● REQUIREMENTS
From the entries below, list each line with "First".
· · · ·
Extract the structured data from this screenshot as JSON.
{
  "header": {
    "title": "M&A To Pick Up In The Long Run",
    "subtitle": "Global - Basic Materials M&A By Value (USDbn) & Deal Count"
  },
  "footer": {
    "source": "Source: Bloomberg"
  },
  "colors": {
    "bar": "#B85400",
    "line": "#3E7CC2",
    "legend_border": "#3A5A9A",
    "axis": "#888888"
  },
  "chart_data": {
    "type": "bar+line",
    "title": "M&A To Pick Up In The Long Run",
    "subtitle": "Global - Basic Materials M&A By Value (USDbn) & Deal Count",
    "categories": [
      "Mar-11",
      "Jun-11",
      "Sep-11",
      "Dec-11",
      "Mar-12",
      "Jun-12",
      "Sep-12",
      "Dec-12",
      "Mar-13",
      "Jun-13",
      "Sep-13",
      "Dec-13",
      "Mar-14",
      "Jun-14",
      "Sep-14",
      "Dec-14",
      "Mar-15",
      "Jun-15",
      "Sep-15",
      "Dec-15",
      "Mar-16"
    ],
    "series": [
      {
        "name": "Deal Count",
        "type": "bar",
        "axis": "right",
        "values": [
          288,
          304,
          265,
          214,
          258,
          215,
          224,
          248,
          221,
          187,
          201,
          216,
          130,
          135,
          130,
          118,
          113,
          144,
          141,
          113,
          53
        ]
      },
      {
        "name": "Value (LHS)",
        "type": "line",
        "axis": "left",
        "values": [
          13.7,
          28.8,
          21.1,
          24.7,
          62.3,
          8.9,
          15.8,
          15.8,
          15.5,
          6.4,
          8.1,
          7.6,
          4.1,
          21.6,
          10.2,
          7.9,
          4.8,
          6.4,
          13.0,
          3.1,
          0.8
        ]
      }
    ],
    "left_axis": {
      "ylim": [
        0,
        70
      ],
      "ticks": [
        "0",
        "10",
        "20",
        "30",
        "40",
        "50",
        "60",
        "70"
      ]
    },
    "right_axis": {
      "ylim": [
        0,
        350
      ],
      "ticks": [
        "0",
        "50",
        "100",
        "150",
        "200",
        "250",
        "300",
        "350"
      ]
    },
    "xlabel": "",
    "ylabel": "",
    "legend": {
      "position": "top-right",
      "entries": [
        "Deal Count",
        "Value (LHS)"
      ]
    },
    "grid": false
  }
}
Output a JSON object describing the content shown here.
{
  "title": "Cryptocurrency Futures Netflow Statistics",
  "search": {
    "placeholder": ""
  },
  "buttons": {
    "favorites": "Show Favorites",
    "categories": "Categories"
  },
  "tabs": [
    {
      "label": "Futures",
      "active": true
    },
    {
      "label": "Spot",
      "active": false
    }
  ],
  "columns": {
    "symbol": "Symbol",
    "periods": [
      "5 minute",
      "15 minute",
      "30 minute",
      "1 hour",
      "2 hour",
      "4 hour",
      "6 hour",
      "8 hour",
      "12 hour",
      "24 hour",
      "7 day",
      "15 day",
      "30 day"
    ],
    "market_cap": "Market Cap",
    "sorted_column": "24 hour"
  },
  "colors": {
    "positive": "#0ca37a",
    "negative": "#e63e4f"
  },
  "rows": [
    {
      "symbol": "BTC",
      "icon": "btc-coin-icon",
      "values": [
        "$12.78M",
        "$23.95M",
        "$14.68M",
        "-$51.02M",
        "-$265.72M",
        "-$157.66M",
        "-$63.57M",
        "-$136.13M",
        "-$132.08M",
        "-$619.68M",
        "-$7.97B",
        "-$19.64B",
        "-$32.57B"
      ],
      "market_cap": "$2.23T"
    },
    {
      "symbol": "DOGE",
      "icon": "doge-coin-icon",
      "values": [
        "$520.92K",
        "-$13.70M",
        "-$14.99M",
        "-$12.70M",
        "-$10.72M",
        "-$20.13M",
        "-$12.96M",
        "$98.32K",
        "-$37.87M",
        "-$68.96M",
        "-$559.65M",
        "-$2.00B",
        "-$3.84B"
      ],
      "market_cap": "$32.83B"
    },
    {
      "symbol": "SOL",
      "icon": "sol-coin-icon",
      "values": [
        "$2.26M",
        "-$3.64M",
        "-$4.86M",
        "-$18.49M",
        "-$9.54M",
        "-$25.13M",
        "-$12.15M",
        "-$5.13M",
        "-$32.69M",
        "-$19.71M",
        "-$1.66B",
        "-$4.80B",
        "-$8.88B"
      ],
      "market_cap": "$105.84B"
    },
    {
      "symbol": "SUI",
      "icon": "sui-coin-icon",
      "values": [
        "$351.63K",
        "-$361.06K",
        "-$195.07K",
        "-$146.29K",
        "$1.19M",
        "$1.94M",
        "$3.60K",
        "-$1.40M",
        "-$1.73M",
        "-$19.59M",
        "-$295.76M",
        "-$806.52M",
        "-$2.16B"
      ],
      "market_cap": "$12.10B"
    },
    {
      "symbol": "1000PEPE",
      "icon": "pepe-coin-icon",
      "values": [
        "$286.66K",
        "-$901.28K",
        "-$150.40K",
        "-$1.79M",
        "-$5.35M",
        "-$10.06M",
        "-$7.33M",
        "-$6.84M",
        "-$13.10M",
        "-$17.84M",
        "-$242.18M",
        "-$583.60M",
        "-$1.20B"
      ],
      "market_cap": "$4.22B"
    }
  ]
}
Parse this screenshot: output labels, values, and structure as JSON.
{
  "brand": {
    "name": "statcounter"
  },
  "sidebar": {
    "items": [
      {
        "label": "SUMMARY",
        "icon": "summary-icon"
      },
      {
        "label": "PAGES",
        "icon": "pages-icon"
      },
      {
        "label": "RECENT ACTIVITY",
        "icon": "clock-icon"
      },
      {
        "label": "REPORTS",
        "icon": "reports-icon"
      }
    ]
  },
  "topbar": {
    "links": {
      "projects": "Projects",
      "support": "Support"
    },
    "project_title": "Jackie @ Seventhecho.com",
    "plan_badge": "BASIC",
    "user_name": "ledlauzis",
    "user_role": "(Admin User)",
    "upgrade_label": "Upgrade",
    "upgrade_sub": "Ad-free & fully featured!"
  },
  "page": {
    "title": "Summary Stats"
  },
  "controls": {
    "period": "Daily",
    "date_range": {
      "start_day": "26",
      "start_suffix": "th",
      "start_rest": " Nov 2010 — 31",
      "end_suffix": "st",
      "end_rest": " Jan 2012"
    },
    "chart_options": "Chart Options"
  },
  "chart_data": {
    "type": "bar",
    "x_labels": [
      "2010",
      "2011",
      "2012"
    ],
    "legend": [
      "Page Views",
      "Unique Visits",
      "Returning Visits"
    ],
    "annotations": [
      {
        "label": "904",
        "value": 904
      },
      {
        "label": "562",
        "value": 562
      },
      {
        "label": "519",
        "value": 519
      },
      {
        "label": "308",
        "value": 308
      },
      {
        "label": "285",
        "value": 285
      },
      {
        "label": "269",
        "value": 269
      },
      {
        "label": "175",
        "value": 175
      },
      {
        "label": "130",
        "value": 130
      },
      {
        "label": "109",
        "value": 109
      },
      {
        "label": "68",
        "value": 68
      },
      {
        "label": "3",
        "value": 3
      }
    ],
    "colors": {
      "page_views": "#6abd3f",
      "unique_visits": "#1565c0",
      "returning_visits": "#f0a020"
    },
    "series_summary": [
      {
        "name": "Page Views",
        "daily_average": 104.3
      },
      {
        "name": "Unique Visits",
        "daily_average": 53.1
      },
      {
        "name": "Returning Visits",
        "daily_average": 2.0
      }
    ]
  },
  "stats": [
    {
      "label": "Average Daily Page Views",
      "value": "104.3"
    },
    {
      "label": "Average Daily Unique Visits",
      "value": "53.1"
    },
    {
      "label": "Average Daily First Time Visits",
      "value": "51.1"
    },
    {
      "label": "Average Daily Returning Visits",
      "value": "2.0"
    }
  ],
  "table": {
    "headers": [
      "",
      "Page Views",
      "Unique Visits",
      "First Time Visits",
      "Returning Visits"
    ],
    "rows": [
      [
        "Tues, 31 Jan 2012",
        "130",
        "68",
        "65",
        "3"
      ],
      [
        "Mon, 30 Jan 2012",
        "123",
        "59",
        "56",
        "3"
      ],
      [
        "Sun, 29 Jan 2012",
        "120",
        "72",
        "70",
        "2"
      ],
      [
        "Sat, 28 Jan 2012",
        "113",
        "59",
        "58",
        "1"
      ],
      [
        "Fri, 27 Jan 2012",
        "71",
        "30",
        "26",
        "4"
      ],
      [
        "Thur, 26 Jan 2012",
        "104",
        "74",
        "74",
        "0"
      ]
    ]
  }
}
· · · ·
● RESULT FOR THIS EXERCISE
      "label": "Average Daily First Time Visits",
      "First Time Visits",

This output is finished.